→ Exercise details: Could you repeat the records below exactly, leaving out any pictures?

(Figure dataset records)
+++

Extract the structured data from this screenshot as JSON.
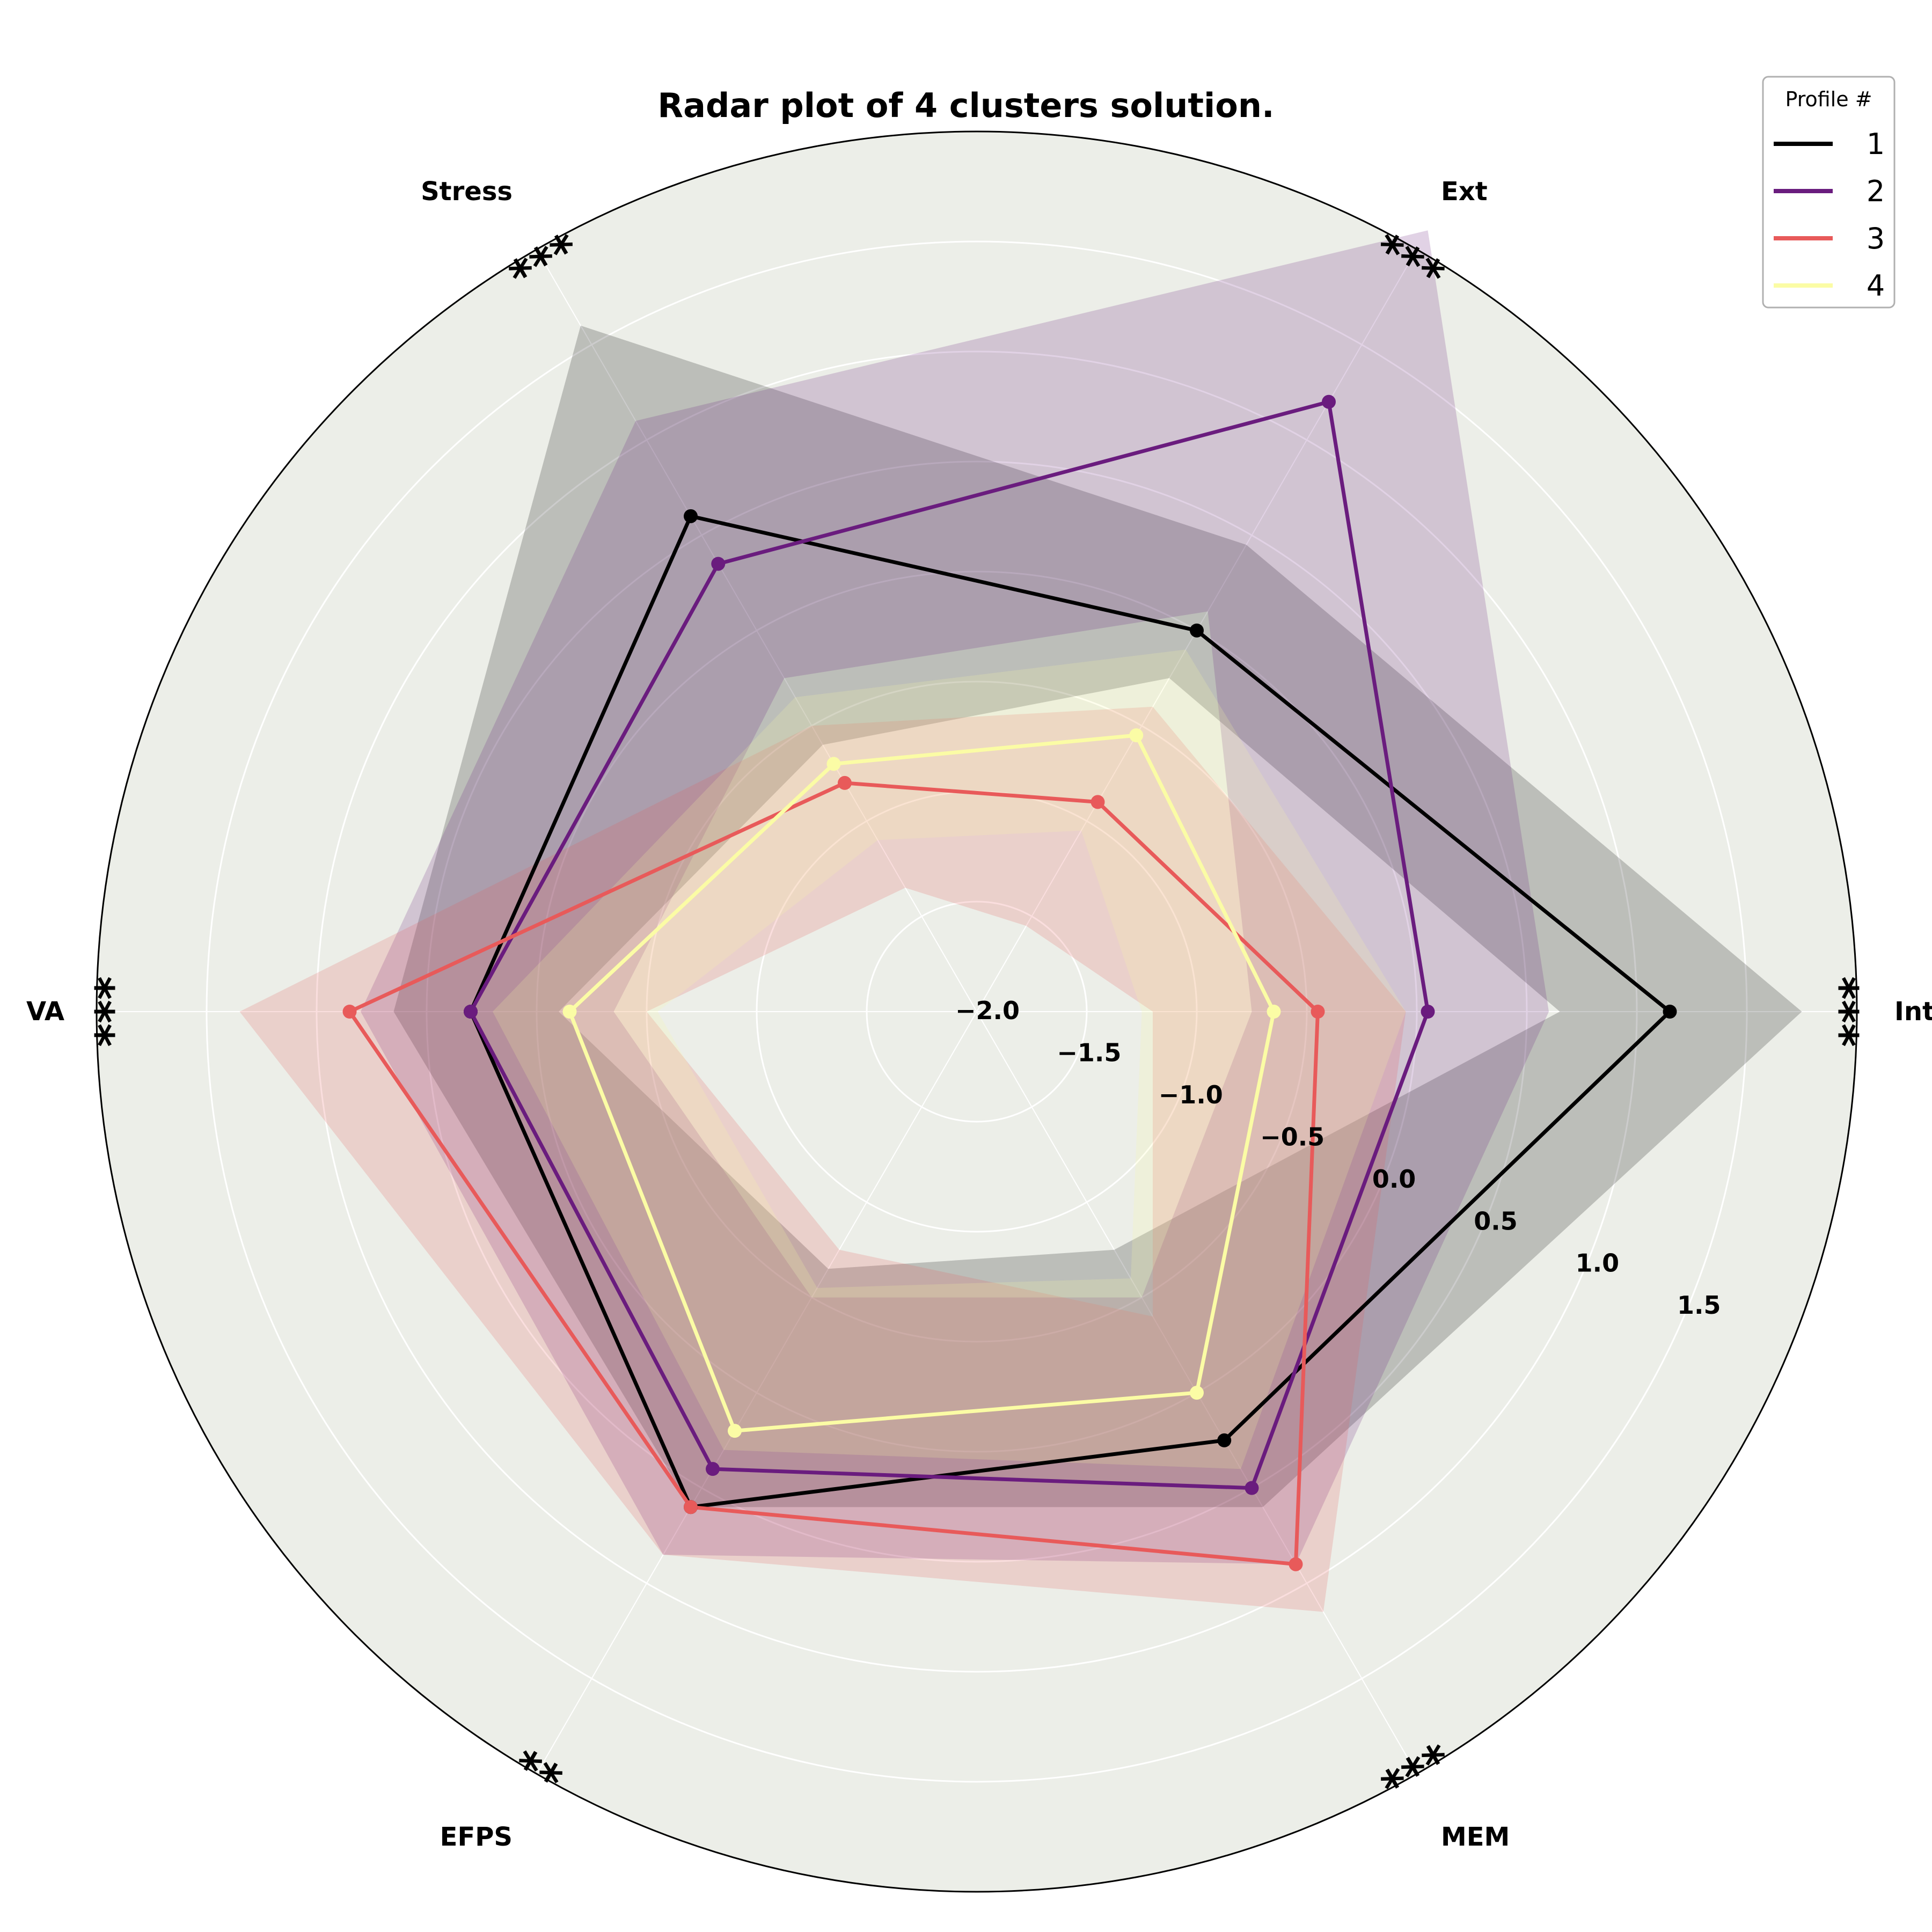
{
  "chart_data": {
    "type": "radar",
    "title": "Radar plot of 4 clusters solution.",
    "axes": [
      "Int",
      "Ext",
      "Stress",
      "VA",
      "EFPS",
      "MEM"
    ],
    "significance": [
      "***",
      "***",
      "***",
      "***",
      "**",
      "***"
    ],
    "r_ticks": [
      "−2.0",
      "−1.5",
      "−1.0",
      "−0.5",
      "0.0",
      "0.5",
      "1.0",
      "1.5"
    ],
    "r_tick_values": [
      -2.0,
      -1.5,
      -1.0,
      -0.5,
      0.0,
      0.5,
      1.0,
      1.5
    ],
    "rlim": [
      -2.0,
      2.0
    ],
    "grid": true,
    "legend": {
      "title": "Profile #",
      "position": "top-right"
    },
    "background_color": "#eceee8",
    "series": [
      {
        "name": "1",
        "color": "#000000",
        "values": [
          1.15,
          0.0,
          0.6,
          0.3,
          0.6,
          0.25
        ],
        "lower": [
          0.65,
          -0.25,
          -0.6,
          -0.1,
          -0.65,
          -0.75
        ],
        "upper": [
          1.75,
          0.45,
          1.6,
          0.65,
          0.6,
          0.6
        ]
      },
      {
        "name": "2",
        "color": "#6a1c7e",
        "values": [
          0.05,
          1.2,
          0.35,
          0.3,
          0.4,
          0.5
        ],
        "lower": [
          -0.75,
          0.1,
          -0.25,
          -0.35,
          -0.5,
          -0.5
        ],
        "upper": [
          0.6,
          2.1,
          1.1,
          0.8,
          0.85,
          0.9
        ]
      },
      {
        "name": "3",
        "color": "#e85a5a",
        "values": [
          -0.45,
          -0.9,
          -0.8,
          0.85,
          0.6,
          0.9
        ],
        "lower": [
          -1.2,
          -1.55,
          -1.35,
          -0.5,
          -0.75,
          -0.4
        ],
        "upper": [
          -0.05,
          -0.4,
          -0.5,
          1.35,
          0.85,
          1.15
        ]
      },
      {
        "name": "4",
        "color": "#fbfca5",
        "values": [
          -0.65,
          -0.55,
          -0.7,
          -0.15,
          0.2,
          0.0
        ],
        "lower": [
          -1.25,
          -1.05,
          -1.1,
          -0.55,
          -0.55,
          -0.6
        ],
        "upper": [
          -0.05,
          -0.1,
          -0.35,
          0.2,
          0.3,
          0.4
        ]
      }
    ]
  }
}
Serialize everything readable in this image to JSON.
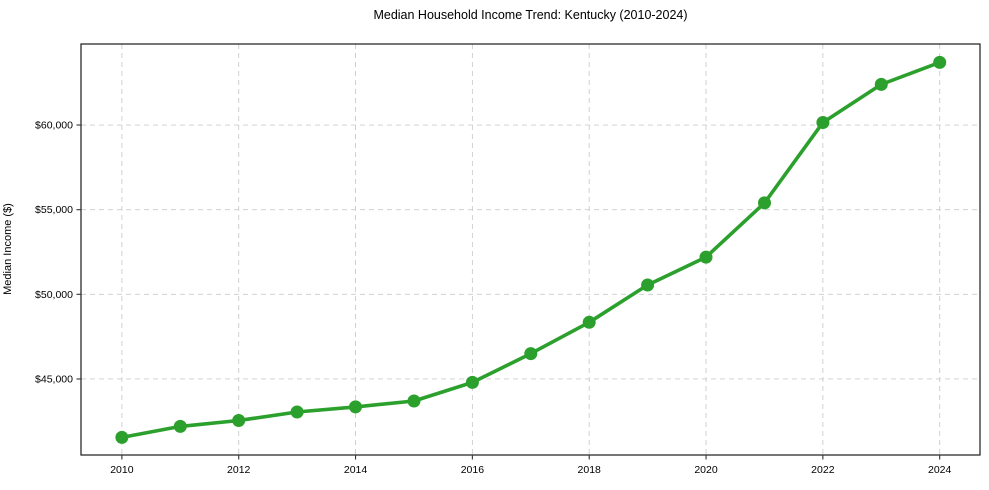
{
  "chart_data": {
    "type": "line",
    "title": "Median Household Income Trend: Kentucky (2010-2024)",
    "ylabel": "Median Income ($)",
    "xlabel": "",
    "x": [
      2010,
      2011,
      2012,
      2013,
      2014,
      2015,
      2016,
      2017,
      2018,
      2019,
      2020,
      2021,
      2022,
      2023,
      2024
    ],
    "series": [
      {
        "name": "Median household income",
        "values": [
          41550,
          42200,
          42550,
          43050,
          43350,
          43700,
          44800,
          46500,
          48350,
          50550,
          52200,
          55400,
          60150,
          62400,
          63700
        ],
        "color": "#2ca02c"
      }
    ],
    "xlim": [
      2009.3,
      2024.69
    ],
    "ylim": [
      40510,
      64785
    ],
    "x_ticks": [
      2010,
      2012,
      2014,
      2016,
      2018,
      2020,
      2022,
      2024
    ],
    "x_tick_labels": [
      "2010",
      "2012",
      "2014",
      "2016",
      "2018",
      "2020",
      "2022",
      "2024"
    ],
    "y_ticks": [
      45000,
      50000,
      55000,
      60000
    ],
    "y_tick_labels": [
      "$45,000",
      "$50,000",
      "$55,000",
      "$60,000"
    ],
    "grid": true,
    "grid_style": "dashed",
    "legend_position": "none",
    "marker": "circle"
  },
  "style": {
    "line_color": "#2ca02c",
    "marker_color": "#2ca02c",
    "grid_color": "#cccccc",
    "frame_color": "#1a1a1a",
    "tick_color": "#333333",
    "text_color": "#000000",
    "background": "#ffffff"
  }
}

+++

→ Answer for this exercise:
Extract the structured data from this screenshot as JSON.
{
  "chart_data": {
    "type": "radar",
    "title": "Radar plot of 4 clusters solution.",
    "axes": [
      "Int",
      "Ext",
      "Stress",
      "VA",
      "EFPS",
      "MEM"
    ],
    "significance": [
      "***",
      "***",
      "***",
      "***",
      "**",
      "***"
    ],
    "r_ticks": [
      "−2.0",
      "−1.5",
      "−1.0",
      "−0.5",
      "0.0",
      "0.5",
      "1.0",
      "1.5"
    ],
    "r_tick_values": [
      -2.0,
      -1.5,
      -1.0,
      -0.5,
      0.0,
      0.5,
      1.0,
      1.5
    ],
    "rlim": [
      -2.0,
      2.0
    ],
    "grid": true,
    "legend": {
      "title": "Profile #",
      "position": "top-right"
    },
    "background_color": "#eceee8",
    "series": [
      {
        "name": "1",
        "color": "#000000",
        "values": [
          1.15,
          0.0,
          0.6,
          0.3,
          0.6,
          0.25
        ],
        "lower": [
          0.65,
          -0.25,
          -0.6,
          -0.1,
          -0.65,
          -0.75
        ],
        "upper": [
          1.75,
          0.45,
          1.6,
          0.65,
          0.6,
          0.6
        ]
      },
      {
        "name": "2",
        "color": "#6a1c7e",
        "values": [
          0.05,
          1.2,
          0.35,
          0.3,
          0.4,
          0.5
        ],
        "lower": [
          -0.75,
          0.1,
          -0.25,
          -0.35,
          -0.5,
          -0.5
        ],
        "upper": [
          0.6,
          2.1,
          1.1,
          0.8,
          0.85,
          0.9
        ]
      },
      {
        "name": "3",
        "color": "#e85a5a",
        "values": [
          -0.45,
          -0.9,
          -0.8,
          0.85,
          0.6,
          0.9
        ],
        "lower": [
          -1.2,
          -1.55,
          -1.35,
          -0.5,
          -0.75,
          -0.4
        ],
        "upper": [
          -0.05,
          -0.4,
          -0.5,
          1.35,
          0.85,
          1.15
        ]
      },
      {
        "name": "4",
        "color": "#fbfca5",
        "values": [
          -0.65,
          -0.55,
          -0.7,
          -0.15,
          0.2,
          0.0
        ],
        "lower": [
          -1.25,
          -1.05,
          -1.1,
          -0.55,
          -0.55,
          -0.6
        ],
        "upper": [
          -0.05,
          -0.1,
          -0.35,
          0.2,
          0.3,
          0.4
        ]
      }
    ]
  }
}
Serialize everything readable in this image to JSON.
{
  "chart_data": {
    "type": "line",
    "title": "Median Household Income Trend: Kentucky (2010-2024)",
    "ylabel": "Median Income ($)",
    "xlabel": "",
    "x": [
      2010,
      2011,
      2012,
      2013,
      2014,
      2015,
      2016,
      2017,
      2018,
      2019,
      2020,
      2021,
      2022,
      2023,
      2024
    ],
    "series": [
      {
        "name": "Median household income",
        "values": [
          41550,
          42200,
          42550,
          43050,
          43350,
          43700,
          44800,
          46500,
          48350,
          50550,
          52200,
          55400,
          60150,
          62400,
          63700
        ],
        "color": "#2ca02c"
      }
    ],
    "xlim": [
      2009.3,
      2024.69
    ],
    "ylim": [
      40510,
      64785
    ],
    "x_ticks": [
      2010,
      2012,
      2014,
      2016,
      2018,
      2020,
      2022,
      2024
    ],
    "x_tick_labels": [
      "2010",
      "2012",
      "2014",
      "2016",
      "2018",
      "2020",
      "2022",
      "2024"
    ],
    "y_ticks": [
      45000,
      50000,
      55000,
      60000
    ],
    "y_tick_labels": [
      "$45,000",
      "$50,000",
      "$55,000",
      "$60,000"
    ],
    "grid": true,
    "grid_style": "dashed",
    "legend_position": "none",
    "marker": "circle"
  },
  "style": {
    "line_color": "#2ca02c",
    "marker_color": "#2ca02c",
    "grid_color": "#cccccc",
    "frame_color": "#1a1a1a",
    "tick_color": "#333333",
    "text_color": "#000000",
    "background": "#ffffff"
  }
}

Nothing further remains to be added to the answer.